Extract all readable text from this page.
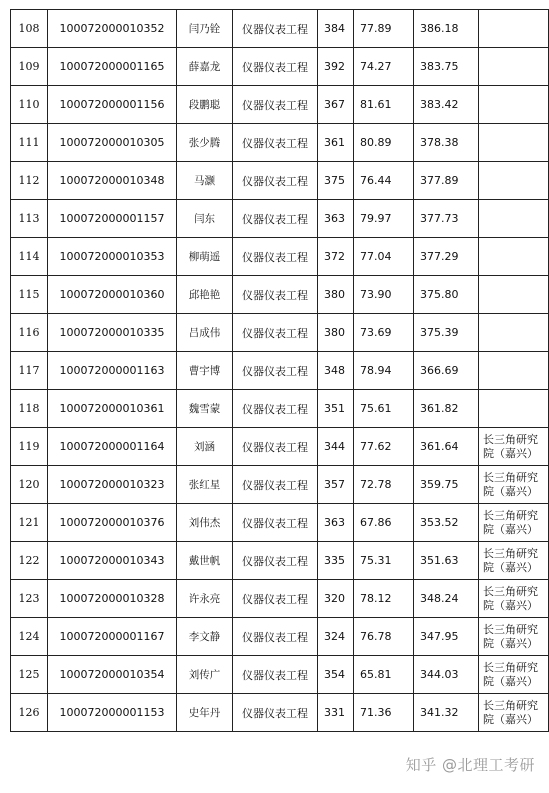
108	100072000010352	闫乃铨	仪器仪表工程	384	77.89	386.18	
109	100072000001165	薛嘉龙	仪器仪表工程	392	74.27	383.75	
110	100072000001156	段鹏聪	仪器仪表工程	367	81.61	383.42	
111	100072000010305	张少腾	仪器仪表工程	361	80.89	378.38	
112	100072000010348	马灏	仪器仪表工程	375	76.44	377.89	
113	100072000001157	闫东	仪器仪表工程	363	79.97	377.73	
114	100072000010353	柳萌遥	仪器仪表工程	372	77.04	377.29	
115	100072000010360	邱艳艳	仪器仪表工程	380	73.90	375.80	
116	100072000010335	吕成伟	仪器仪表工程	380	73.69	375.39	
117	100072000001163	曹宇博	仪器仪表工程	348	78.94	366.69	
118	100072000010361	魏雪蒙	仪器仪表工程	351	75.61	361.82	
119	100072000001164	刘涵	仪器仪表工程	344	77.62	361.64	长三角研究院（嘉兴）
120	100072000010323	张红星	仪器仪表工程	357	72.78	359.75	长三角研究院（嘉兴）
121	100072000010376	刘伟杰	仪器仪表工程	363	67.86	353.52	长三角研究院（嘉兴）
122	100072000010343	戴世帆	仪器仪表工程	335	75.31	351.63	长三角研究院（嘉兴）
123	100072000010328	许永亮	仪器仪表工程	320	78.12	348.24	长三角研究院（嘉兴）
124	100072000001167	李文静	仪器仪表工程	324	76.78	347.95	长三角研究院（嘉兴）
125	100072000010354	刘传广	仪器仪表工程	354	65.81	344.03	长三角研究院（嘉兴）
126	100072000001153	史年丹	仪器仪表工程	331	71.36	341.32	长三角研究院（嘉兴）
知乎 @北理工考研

════════════════

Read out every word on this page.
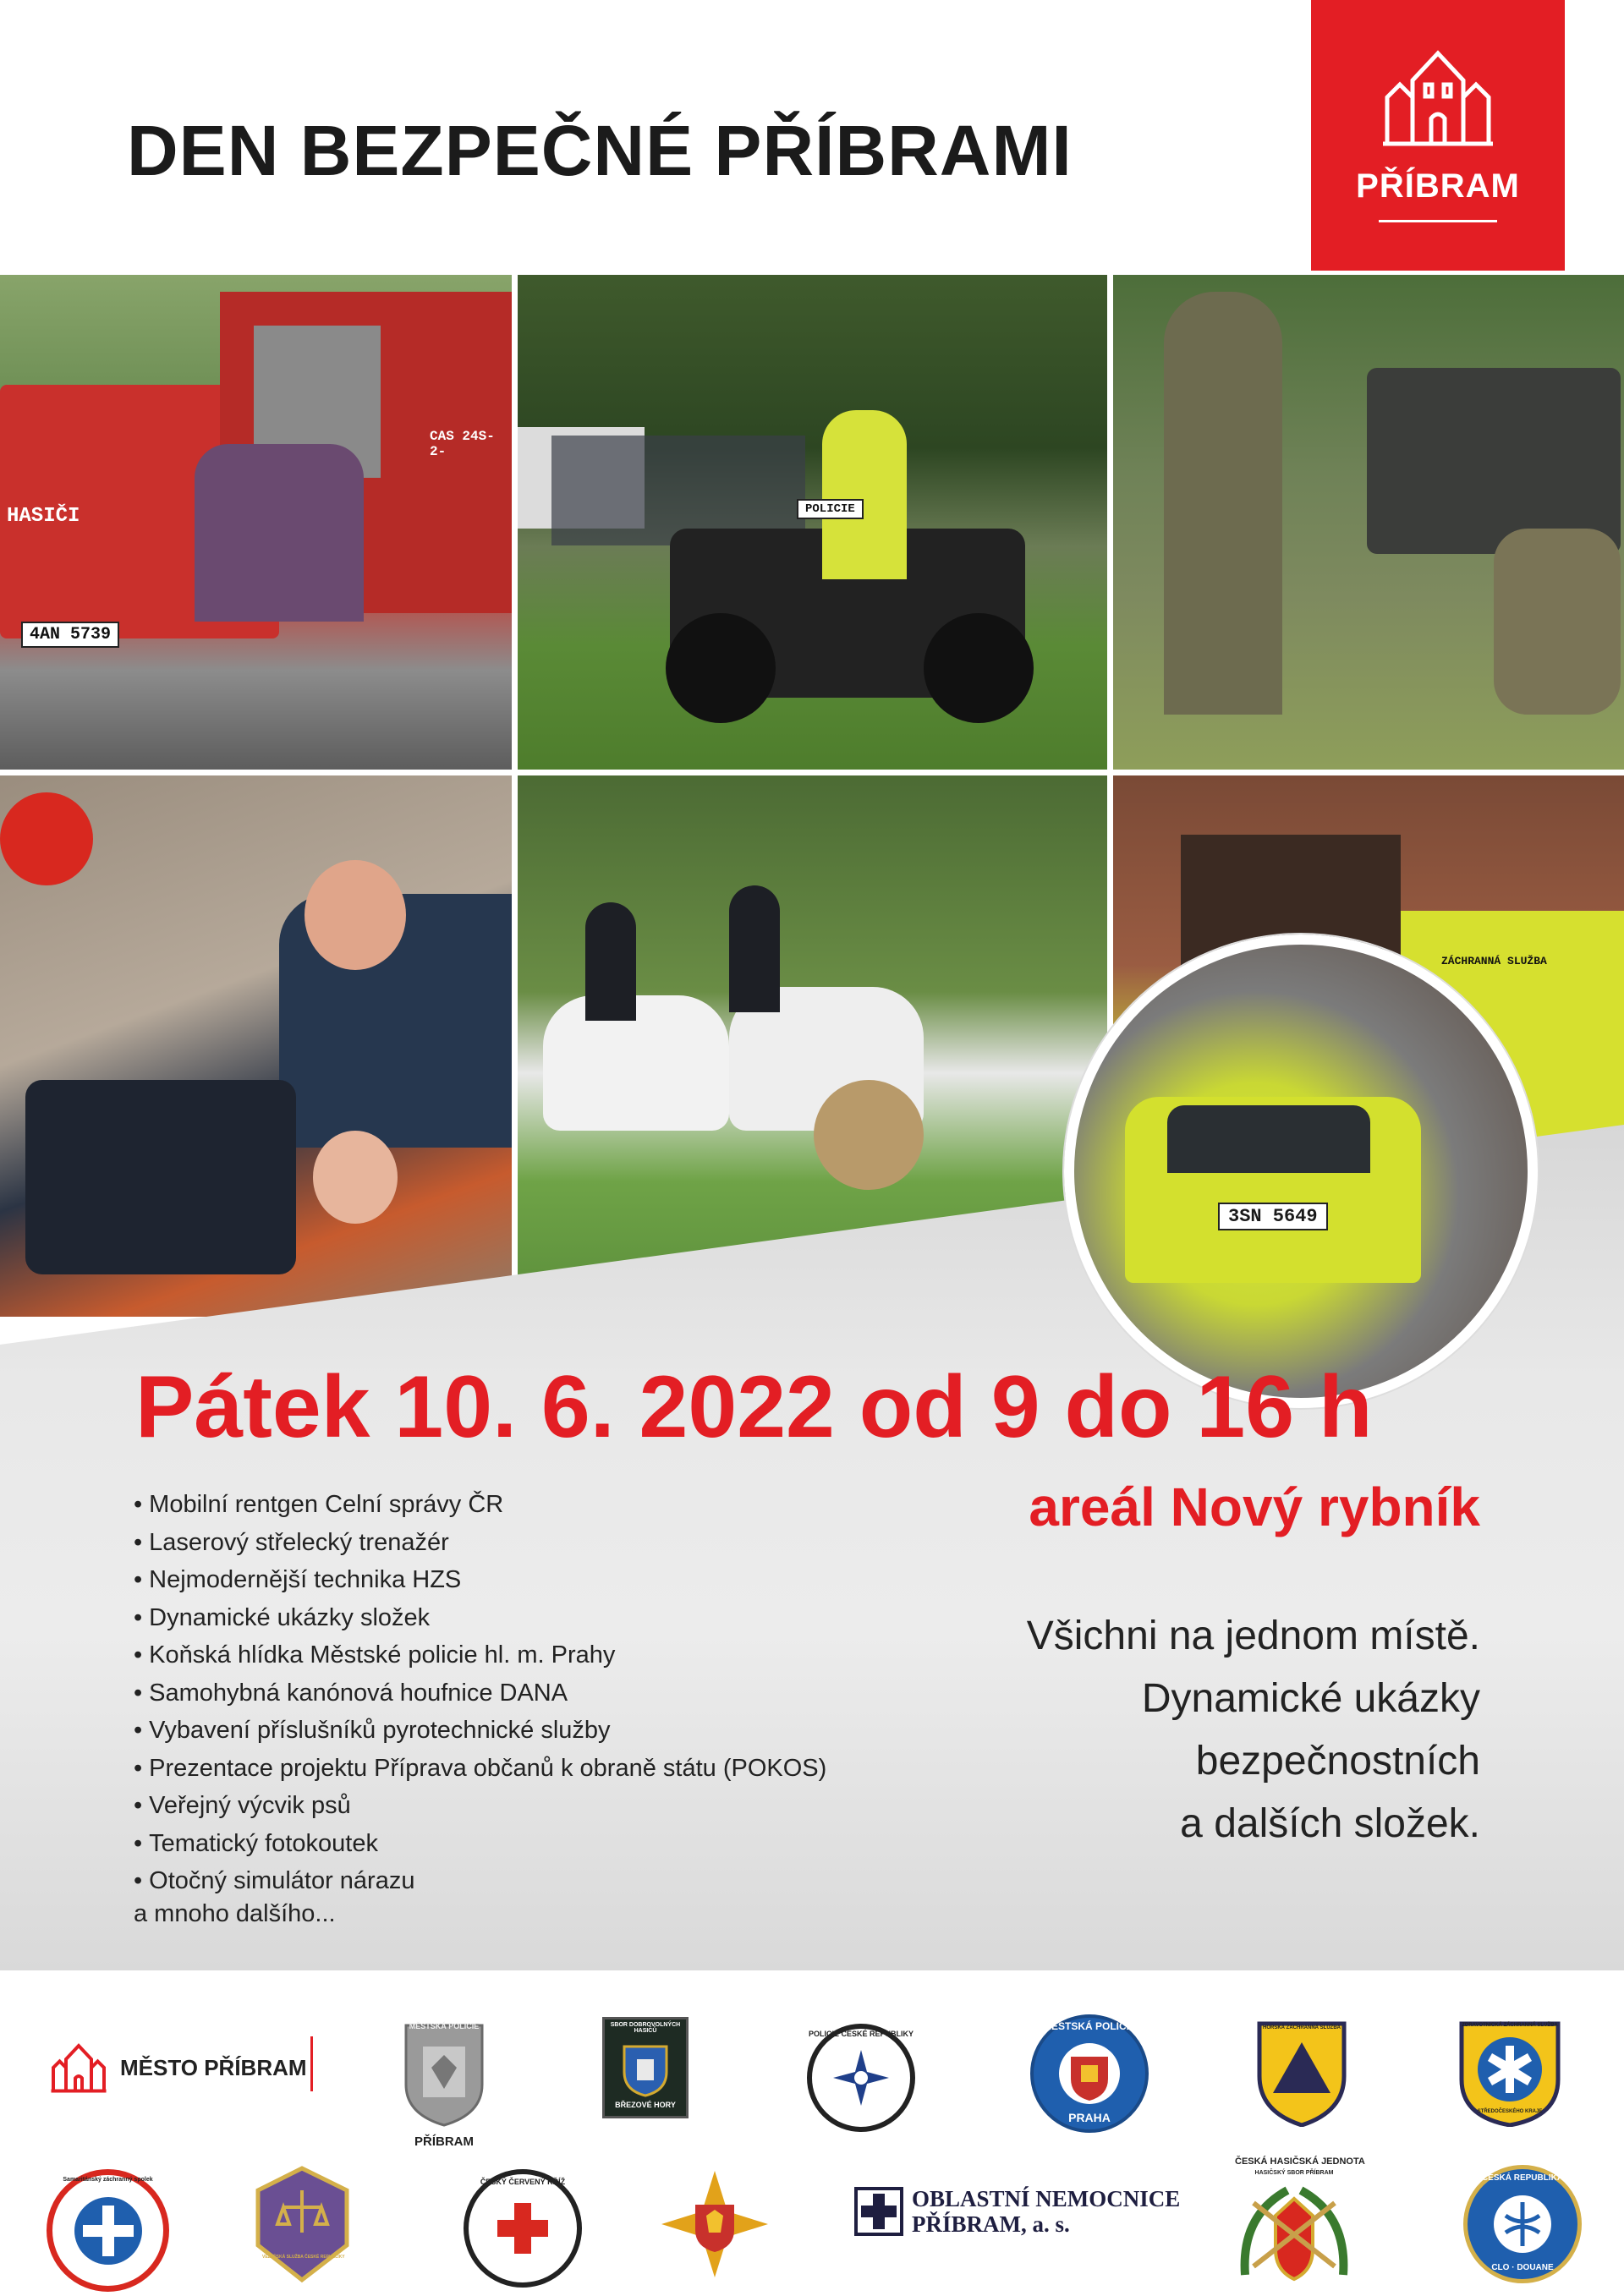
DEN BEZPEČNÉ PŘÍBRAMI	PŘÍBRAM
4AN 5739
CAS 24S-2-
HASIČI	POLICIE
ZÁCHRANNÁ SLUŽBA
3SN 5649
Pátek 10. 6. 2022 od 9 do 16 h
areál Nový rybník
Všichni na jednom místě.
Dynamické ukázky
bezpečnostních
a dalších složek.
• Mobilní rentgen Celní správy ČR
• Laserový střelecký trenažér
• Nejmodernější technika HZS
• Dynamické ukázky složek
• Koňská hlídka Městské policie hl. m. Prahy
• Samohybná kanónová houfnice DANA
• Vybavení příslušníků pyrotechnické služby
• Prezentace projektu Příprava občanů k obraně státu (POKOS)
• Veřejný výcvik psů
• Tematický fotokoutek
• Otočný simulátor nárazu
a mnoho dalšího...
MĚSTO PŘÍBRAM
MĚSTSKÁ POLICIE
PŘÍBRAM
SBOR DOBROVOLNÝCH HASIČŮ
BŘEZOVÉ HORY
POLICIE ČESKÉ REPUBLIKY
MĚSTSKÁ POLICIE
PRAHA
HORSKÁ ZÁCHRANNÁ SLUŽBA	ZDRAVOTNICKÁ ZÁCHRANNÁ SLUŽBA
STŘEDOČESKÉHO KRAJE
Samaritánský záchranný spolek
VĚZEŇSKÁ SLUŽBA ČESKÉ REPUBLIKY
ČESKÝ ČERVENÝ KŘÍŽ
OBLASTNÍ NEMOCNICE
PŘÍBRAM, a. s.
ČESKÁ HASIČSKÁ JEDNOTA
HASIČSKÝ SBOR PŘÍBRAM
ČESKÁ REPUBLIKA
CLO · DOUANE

════════════════

» **Problem to work on**
Across the data above, how many lines include the word "ZÁCHRANNÁ"? Give only the count.

» **Response**
2